» **Problem to work on**:
Pictures in the data below are not part of the copy; transcribe everything else exactly.

» **Exercise data**:
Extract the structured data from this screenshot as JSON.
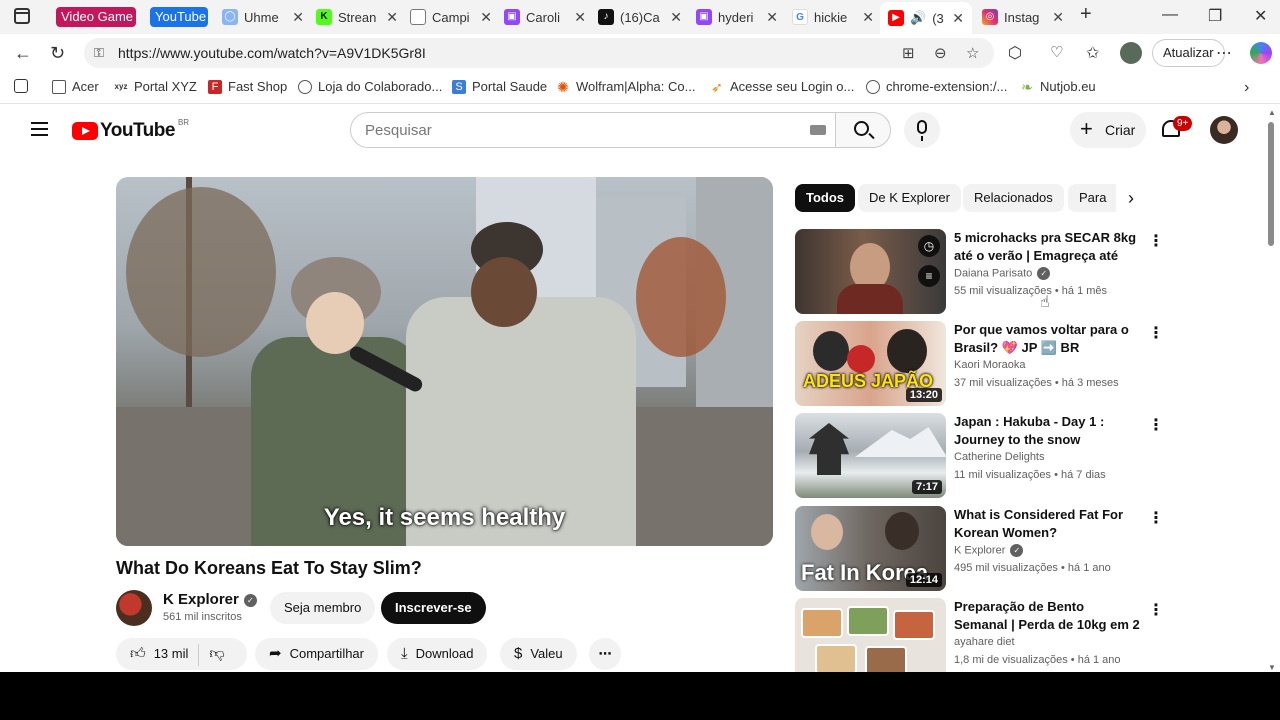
{
  "browser": {
    "tab_groups": [
      {
        "label": "Video Game",
        "color": "#c2185b"
      },
      {
        "label": "YouTube",
        "color": "#1a73e8"
      }
    ],
    "tabs": [
      {
        "title": "Uhme",
        "icon": "chat-bubble-icon",
        "color": "#8ab4f8"
      },
      {
        "title": "Strean",
        "icon": "kick-logo-icon",
        "color": "#53fc18"
      },
      {
        "title": "Campi",
        "icon": "globe-icon",
        "color": "#777777"
      },
      {
        "title": "Caroli",
        "icon": "twitch-icon",
        "color": "#9146ff"
      },
      {
        "title": "(16)Ca",
        "icon": "tiktok-icon",
        "color": "#111111"
      },
      {
        "title": "hyderi",
        "icon": "twitch-icon",
        "color": "#9146ff"
      },
      {
        "title": "hickie",
        "icon": "google-icon",
        "color": "#4285f4"
      },
      {
        "title": "(3",
        "icon": "youtube-icon",
        "color": "#ff0000",
        "active": true
      },
      {
        "title": "Instag",
        "icon": "instagram-icon",
        "color": "#e1306c"
      }
    ],
    "new_tab": "+",
    "url": "https://www.youtube.com/watch?v=A9V1DK5Gr8I",
    "update_label": "Atualizar",
    "bookmarks": [
      {
        "label": "Acer",
        "icon": "folder-icon"
      },
      {
        "label": "Portal XYZ",
        "icon": "xyz-logo-icon"
      },
      {
        "label": "Fast Shop",
        "icon": "fastshop-icon"
      },
      {
        "label": "Loja do Colaborado...",
        "icon": "globe-icon"
      },
      {
        "label": "Portal Saude",
        "icon": "portal-saude-icon"
      },
      {
        "label": "Wolfram|Alpha: Co...",
        "icon": "wolfram-icon"
      },
      {
        "label": "Acesse seu Login o...",
        "icon": "login-icon"
      },
      {
        "label": "chrome-extension:/...",
        "icon": "globe-icon"
      },
      {
        "label": "Nutjob.eu",
        "icon": "leaf-icon"
      }
    ]
  },
  "youtube": {
    "logo_text": "YouTube",
    "logo_country": "BR",
    "search_placeholder": "Pesquisar",
    "create_label": "Criar",
    "notifications_badge": "9+",
    "video": {
      "subtitle": "Yes, it seems healthy",
      "title": "What Do Koreans Eat To Stay Slim?",
      "channel": "K Explorer",
      "subscribers": "561 mil inscritos",
      "join_label": "Seja membro",
      "subscribe_label": "Inscrever-se",
      "likes": "13 mil",
      "share_label": "Compartilhar",
      "download_label": "Download",
      "thanks_label": "Valeu"
    },
    "chips": [
      "Todos",
      "De K Explorer",
      "Relacionados",
      "Para"
    ],
    "recommendations": [
      {
        "title": "5 microhacks pra SECAR 8kg até o verão | Emagreça até 8kg...",
        "channel": "Daiana Parisato",
        "verified": true,
        "views": "55 mil visualizações",
        "age": "há 1 mês",
        "duration": "",
        "thumb_text": "",
        "thumb_color": "#5d4a3e"
      },
      {
        "title": "Por que vamos voltar para o Brasil? 💖 JP ➡️ BR",
        "channel": "Kaori Moraoka",
        "verified": false,
        "views": "37 mil visualizações",
        "age": "há 3 meses",
        "duration": "13:20",
        "thumb_text": "ADEUS JAPÃO",
        "thumb_color": "#d6a98c"
      },
      {
        "title": "Japan : Hakuba - Day 1 : Journey to the snow",
        "channel": "Catherine Delights",
        "verified": false,
        "views": "11 mil visualizações",
        "age": "há 7 dias",
        "duration": "7:17",
        "thumb_text": "",
        "thumb_color": "#9aa3a8"
      },
      {
        "title": "What is Considered Fat For Korean Women?",
        "channel": "K Explorer",
        "verified": true,
        "views": "495 mil visualizações",
        "age": "há 1 ano",
        "duration": "12:14",
        "thumb_text": "Fat In Korea",
        "thumb_color": "#7c6f66"
      },
      {
        "title": "Preparação de Bento Semanal | Perda de 10kg em 2 Meses | ...",
        "channel": "ayahare diet",
        "verified": false,
        "views": "1,8 mi de visualizações",
        "age": "há 1 ano",
        "duration": "",
        "thumb_text": "",
        "thumb_color": "#c9a27a"
      }
    ]
  }
}
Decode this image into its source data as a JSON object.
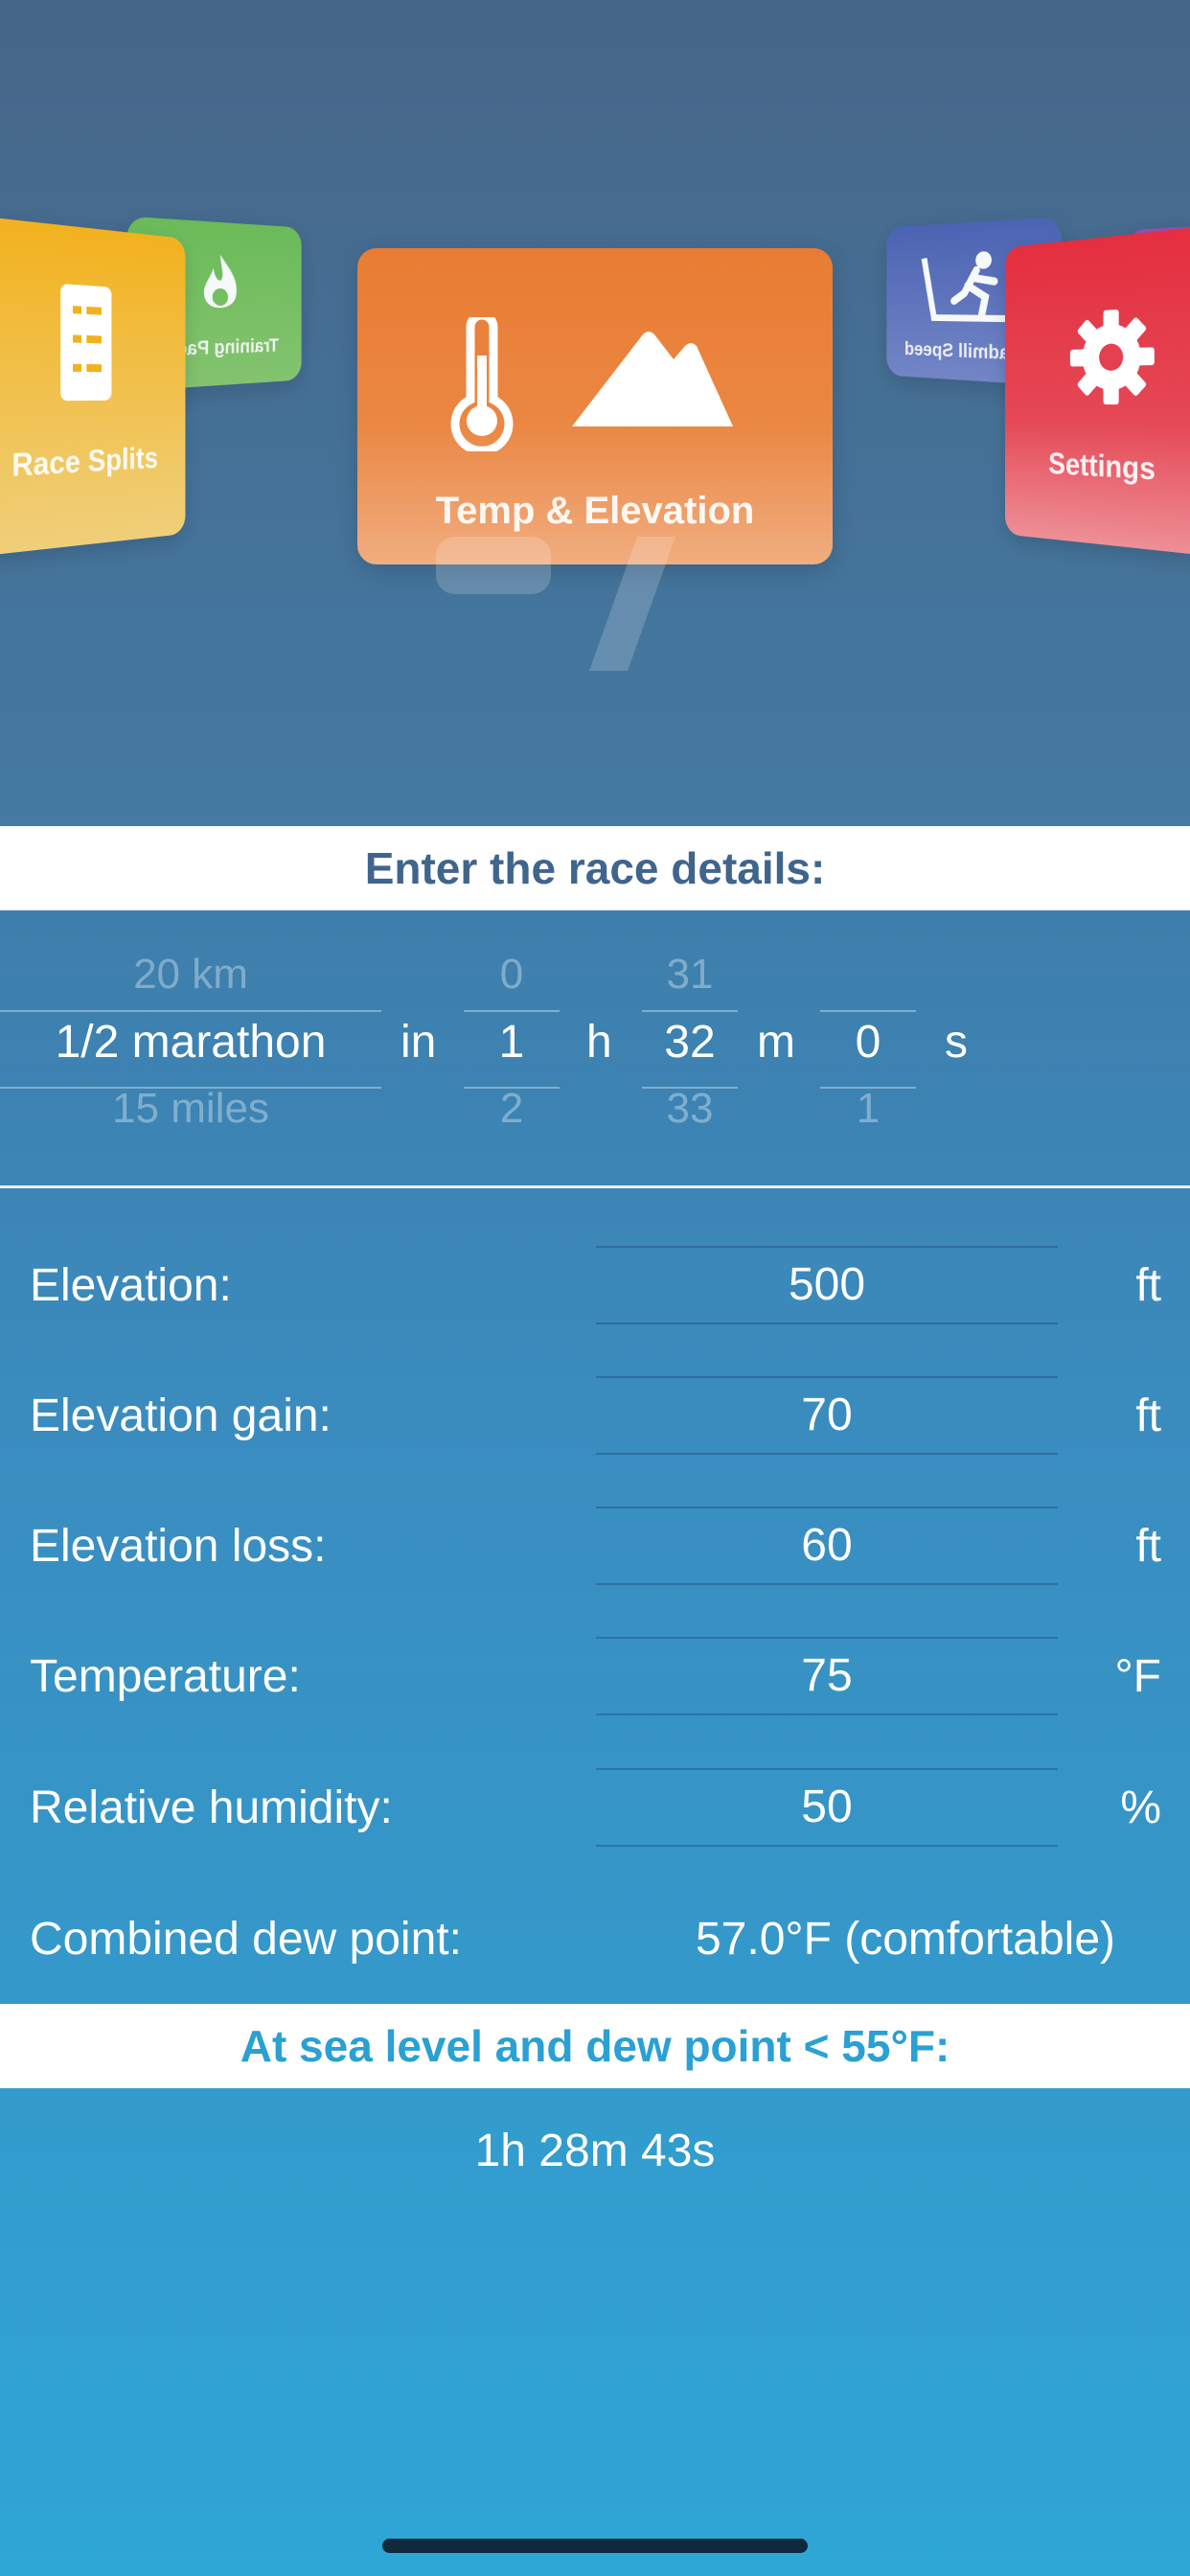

» **Response to this task**:
Extract the structured data from this screenshot as JSON.
{
  "browser": {
    "tab_groups": [
      {
        "label": "Video Game",
        "color": "#c2185b"
      },
      {
        "label": "YouTube",
        "color": "#1a73e8"
      }
    ],
    "tabs": [
      {
        "title": "Uhme",
        "icon": "chat-bubble-icon",
        "color": "#8ab4f8"
      },
      {
        "title": "Strean",
        "icon": "kick-logo-icon",
        "color": "#53fc18"
      },
      {
        "title": "Campi",
        "icon": "globe-icon",
        "color": "#777777"
      },
      {
        "title": "Caroli",
        "icon": "twitch-icon",
        "color": "#9146ff"
      },
      {
        "title": "(16)Ca",
        "icon": "tiktok-icon",
        "color": "#111111"
      },
      {
        "title": "hyderi",
        "icon": "twitch-icon",
        "color": "#9146ff"
      },
      {
        "title": "hickie",
        "icon": "google-icon",
        "color": "#4285f4"
      },
      {
        "title": "(3",
        "icon": "youtube-icon",
        "color": "#ff0000",
        "active": true
      },
      {
        "title": "Instag",
        "icon": "instagram-icon",
        "color": "#e1306c"
      }
    ],
    "new_tab": "+",
    "url": "https://www.youtube.com/watch?v=A9V1DK5Gr8I",
    "update_label": "Atualizar",
    "bookmarks": [
      {
        "label": "Acer",
        "icon": "folder-icon"
      },
      {
        "label": "Portal XYZ",
        "icon": "xyz-logo-icon"
      },
      {
        "label": "Fast Shop",
        "icon": "fastshop-icon"
      },
      {
        "label": "Loja do Colaborado...",
        "icon": "globe-icon"
      },
      {
        "label": "Portal Saude",
        "icon": "portal-saude-icon"
      },
      {
        "label": "Wolfram|Alpha: Co...",
        "icon": "wolfram-icon"
      },
      {
        "label": "Acesse seu Login o...",
        "icon": "login-icon"
      },
      {
        "label": "chrome-extension:/...",
        "icon": "globe-icon"
      },
      {
        "label": "Nutjob.eu",
        "icon": "leaf-icon"
      }
    ]
  },
  "youtube": {
    "logo_text": "YouTube",
    "logo_country": "BR",
    "search_placeholder": "Pesquisar",
    "create_label": "Criar",
    "notifications_badge": "9+",
    "video": {
      "subtitle": "Yes, it seems healthy",
      "title": "What Do Koreans Eat To Stay Slim?",
      "channel": "K Explorer",
      "subscribers": "561 mil inscritos",
      "join_label": "Seja membro",
      "subscribe_label": "Inscrever-se",
      "likes": "13 mil",
      "share_label": "Compartilhar",
      "download_label": "Download",
      "thanks_label": "Valeu"
    },
    "chips": [
      "Todos",
      "De K Explorer",
      "Relacionados",
      "Para"
    ],
    "recommendations": [
      {
        "title": "5 microhacks pra SECAR 8kg até o verão | Emagreça até 8kg...",
        "channel": "Daiana Parisato",
        "verified": true,
        "views": "55 mil visualizações",
        "age": "há 1 mês",
        "duration": "",
        "thumb_text": "",
        "thumb_color": "#5d4a3e"
      },
      {
        "title": "Por que vamos voltar para o Brasil? 💖 JP ➡️ BR",
        "channel": "Kaori Moraoka",
        "verified": false,
        "views": "37 mil visualizações",
        "age": "há 3 meses",
        "duration": "13:20",
        "thumb_text": "ADEUS JAPÃO",
        "thumb_color": "#d6a98c"
      },
      {
        "title": "Japan : Hakuba - Day 1 : Journey to the snow",
        "channel": "Catherine Delights",
        "verified": false,
        "views": "11 mil visualizações",
        "age": "há 7 dias",
        "duration": "7:17",
        "thumb_text": "",
        "thumb_color": "#9aa3a8"
      },
      {
        "title": "What is Considered Fat For Korean Women?",
        "channel": "K Explorer",
        "verified": true,
        "views": "495 mil visualizações",
        "age": "há 1 ano",
        "duration": "12:14",
        "thumb_text": "Fat In Korea",
        "thumb_color": "#7c6f66"
      },
      {
        "title": "Preparação de Bento Semanal | Perda de 10kg em 2 Meses | ...",
        "channel": "ayahare diet",
        "verified": false,
        "views": "1,8 mi de visualizações",
        "age": "há 1 ano",
        "duration": "",
        "thumb_text": "",
        "thumb_color": "#c9a27a"
      }
    ]
  }
}
Decode this image into its source data as a JSON object.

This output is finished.